Data extracted from a collection
# # # #
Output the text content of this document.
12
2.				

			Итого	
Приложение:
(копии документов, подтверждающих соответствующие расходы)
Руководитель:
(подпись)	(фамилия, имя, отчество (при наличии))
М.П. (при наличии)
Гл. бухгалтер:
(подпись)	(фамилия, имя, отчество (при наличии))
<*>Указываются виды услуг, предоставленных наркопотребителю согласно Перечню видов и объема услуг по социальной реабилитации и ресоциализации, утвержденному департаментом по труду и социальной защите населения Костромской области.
# # # #
** Task prompt **
All of the material above needs to be retyped word for word.

** Task answer **
Output the text content of this document.
12
2.				

			Итого	
Приложение:
(копии документов, подтверждающих соответствующие расходы)
Руководитель:
(подпись)	(фамилия, имя, отчество (при наличии))
М.П. (при наличии)
Гл. бухгалтер:
(подпись)	(фамилия, имя, отчество (при наличии))
<*>Указываются виды услуг, предоставленных наркопотребителю согласно Перечню видов и объема услуг по социальной реабилитации и ресоциализации, утвержденному департаментом по труду и социальной защите населения Костромской области.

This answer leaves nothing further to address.